* begin ENTRIES PROVIDED *

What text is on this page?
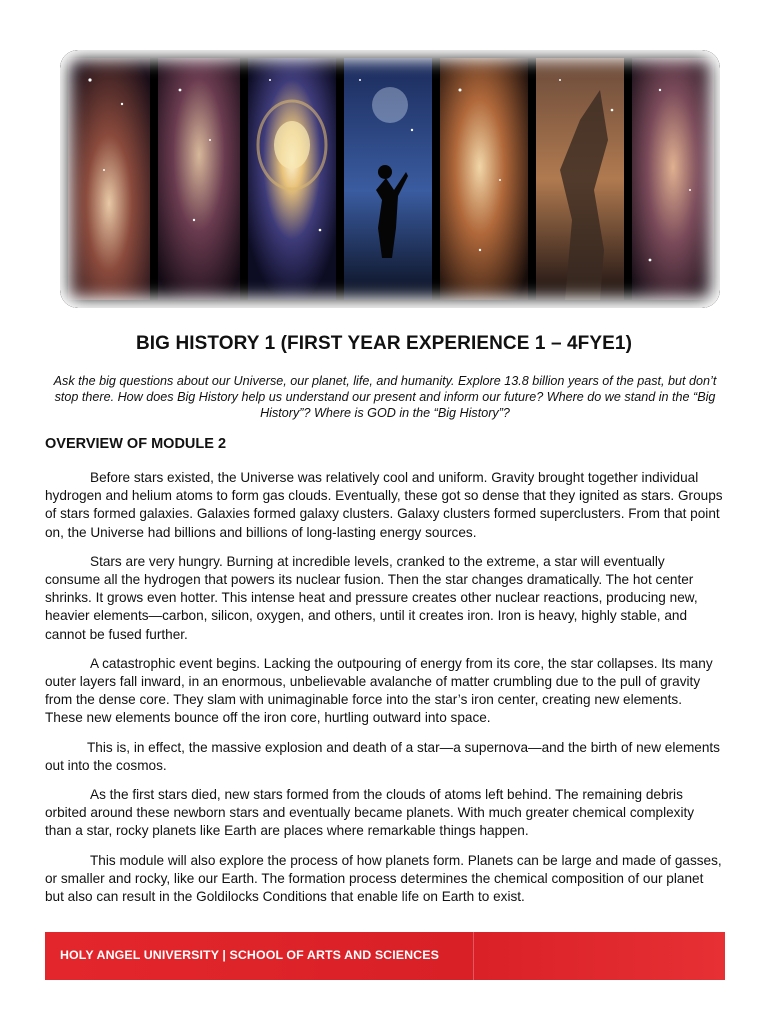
BIG HISTORY 1 (FIRST YEAR EXPERIENCE 1 – 4FYE1)
Ask the big questions about our Universe, our planet, life, and humanity. Explore 13.8 billion years of the past, but don’t stop there. How does Big History help us understand our present and inform our future? Where do we stand in the “Big History”? Where is GOD in the “Big History”?
OVERVIEW OF MODULE 2

Before stars existed, the Universe was relatively cool and uniform. Gravity brought together individual hydrogen and helium atoms to form gas clouds. Eventually, these got so dense that they ignited as stars. Groups of stars formed galaxies. Galaxies formed galaxy clusters. Galaxy clusters formed superclusters. From that point on, the Universe had billions and billions of long-lasting energy sources.

Stars are very hungry. Burning at incredible levels, cranked to the extreme, a star will eventually consume all the hydrogen that powers its nuclear fusion. Then the star changes dramatically. The hot center shrinks. It grows even hotter. This intense heat and pressure creates other nuclear reactions, producing new, heavier elements—carbon, silicon, oxygen, and others, until it creates iron. Iron is heavy, highly stable, and cannot be fused further.

A catastrophic event begins. Lacking the outpouring of energy from its core, the star collapses. Its many outer layers fall inward, in an enormous, unbelievable avalanche of matter crumbling due to the pull of gravity from the dense core. They slam with unimaginable force into the star’s iron center, creating new elements. These new elements bounce off the iron core, hurtling outward into space.

This is, in effect, the massive explosion and death of a star—a supernova—and the birth of new elements out into the cosmos.

As the first stars died, new stars formed from the clouds of atoms left behind. The remaining debris orbited around these newborn stars and eventually became planets. With much greater chemical complexity than a star, rocky planets like Earth are places where remarkable things happen.

This module will also explore the process of how planets form. Planets can be large and made of gasses, or smaller and rocky, like our Earth. The formation process determines the chemical composition of our planet but also can result in the Goldilocks Conditions that enable life on Earth to exist.

HOLY ANGEL UNIVERSITY | SCHOOL OF ARTS AND SCIENCES
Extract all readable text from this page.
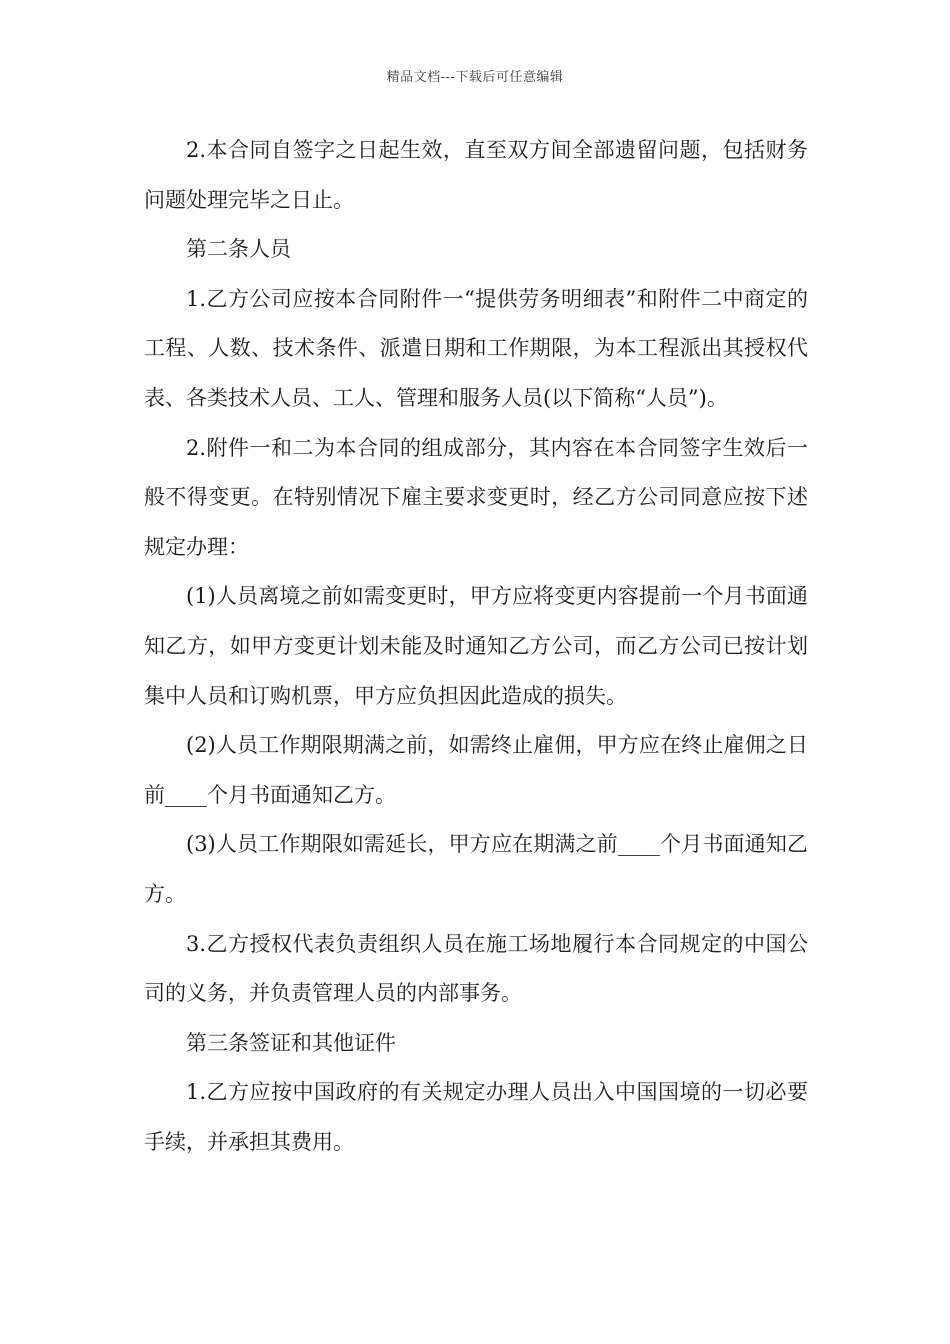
精品文档---下载后可任意编辑

2.本合同自签字之日起生效，直至双方间全部遗留问题，包括财务问题处理完毕之日止。

第二条人员

1.乙方公司应按本合同附件一“提供劳务明细表”和附件二中商定的工程、人数、技术条件、派遣日期和工作期限，为本工程派出其授权代表、各类技术人员、工人、管理和服务人员(以下简称“人员”)。

2.附件一和二为本合同的组成部分，其内容在本合同签字生效后一般不得变更。在特别情况下雇主要求变更时，经乙方公司同意应按下述规定办理：

(1)人员离境之前如需变更时，甲方应将变更内容提前一个月书面通知乙方，如甲方变更计划未能及时通知乙方公司，而乙方公司已按计划集中人员和订购机票，甲方应负担因此造成的损失。

(2)人员工作期限期满之前，如需终止雇佣，甲方应在终止雇佣之日前____个月书面通知乙方。

(3)人员工作期限如需延长，甲方应在期满之前____个月书面通知乙方。

3.乙方授权代表负责组织人员在施工场地履行本合同规定的中国公司的义务，并负责管理人员的内部事务。

第三条签证和其他证件

1.乙方应按中国政府的有关规定办理人员出入中国国境的一切必要手续，并承担其费用。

* end ENTRIES PROVIDED *

■ WHAT THIS TASK INVOLVES
The records above should be reproduced exactly, with no pictures included.

■ EXPECTED ANSWER
What text is on this page?
BIG HISTORY 1 (FIRST YEAR EXPERIENCE 1 – 4FYE1)
Ask the big questions about our Universe, our planet, life, and humanity. Explore 13.8 billion years of the past, but don’t stop there. How does Big History help us understand our present and inform our future? Where do we stand in the “Big History”? Where is GOD in the “Big History”?
OVERVIEW OF MODULE 2

Before stars existed, the Universe was relatively cool and uniform. Gravity brought together individual hydrogen and helium atoms to form gas clouds. Eventually, these got so dense that they ignited as stars. Groups of stars formed galaxies. Galaxies formed galaxy clusters. Galaxy clusters formed superclusters. From that point on, the Universe had billions and billions of long-lasting energy sources.

Stars are very hungry. Burning at incredible levels, cranked to the extreme, a star will eventually consume all the hydrogen that powers its nuclear fusion. Then the star changes dramatically. The hot center shrinks. It grows even hotter. This intense heat and pressure creates other nuclear reactions, producing new, heavier elements—carbon, silicon, oxygen, and others, until it creates iron. Iron is heavy, highly stable, and cannot be fused further.

A catastrophic event begins. Lacking the outpouring of energy from its core, the star collapses. Its many outer layers fall inward, in an enormous, unbelievable avalanche of matter crumbling due to the pull of gravity from the dense core. They slam with unimaginable force into the star’s iron center, creating new elements. These new elements bounce off the iron core, hurtling outward into space.

This is, in effect, the massive explosion and death of a star—a supernova—and the birth of new elements out into the cosmos.

As the first stars died, new stars formed from the clouds of atoms left behind. The remaining debris orbited around these newborn stars and eventually became planets. With much greater chemical complexity than a star, rocky planets like Earth are places where remarkable things happen.

This module will also explore the process of how planets form. Planets can be large and made of gasses, or smaller and rocky, like our Earth. The formation process determines the chemical composition of our planet but also can result in the Goldilocks Conditions that enable life on Earth to exist.

HOLY ANGEL UNIVERSITY | SCHOOL OF ARTS AND SCIENCES
Extract all readable text from this page.
精品文档---下载后可任意编辑

2.本合同自签字之日起生效，直至双方间全部遗留问题，包括财务问题处理完毕之日止。

第二条人员

1.乙方公司应按本合同附件一“提供劳务明细表”和附件二中商定的工程、人数、技术条件、派遣日期和工作期限，为本工程派出其授权代表、各类技术人员、工人、管理和服务人员(以下简称“人员”)。

2.附件一和二为本合同的组成部分，其内容在本合同签字生效后一般不得变更。在特别情况下雇主要求变更时，经乙方公司同意应按下述规定办理：

(1)人员离境之前如需变更时，甲方应将变更内容提前一个月书面通知乙方，如甲方变更计划未能及时通知乙方公司，而乙方公司已按计划集中人员和订购机票，甲方应负担因此造成的损失。

(2)人员工作期限期满之前，如需终止雇佣，甲方应在终止雇佣之日前____个月书面通知乙方。

(3)人员工作期限如需延长，甲方应在期满之前____个月书面通知乙方。

3.乙方授权代表负责组织人员在施工场地履行本合同规定的中国公司的义务，并负责管理人员的内部事务。

第三条签证和其他证件

1.乙方应按中国政府的有关规定办理人员出入中国国境的一切必要手续，并承担其费用。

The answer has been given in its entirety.